In the listing below, find every line with the string "title" and pull it out.
+++ Provided records +++
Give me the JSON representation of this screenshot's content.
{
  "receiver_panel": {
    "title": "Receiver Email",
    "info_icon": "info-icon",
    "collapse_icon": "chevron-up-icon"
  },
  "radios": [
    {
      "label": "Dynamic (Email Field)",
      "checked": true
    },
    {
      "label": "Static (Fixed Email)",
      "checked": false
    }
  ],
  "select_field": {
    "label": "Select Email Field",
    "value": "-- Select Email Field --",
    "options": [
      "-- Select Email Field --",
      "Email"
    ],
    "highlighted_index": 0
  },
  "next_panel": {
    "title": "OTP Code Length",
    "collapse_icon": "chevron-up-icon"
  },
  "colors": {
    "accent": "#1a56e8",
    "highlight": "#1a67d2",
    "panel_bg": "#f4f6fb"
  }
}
+++
== Reply ==
    "title": "Receiver Email",
    "title": "OTP Code Length",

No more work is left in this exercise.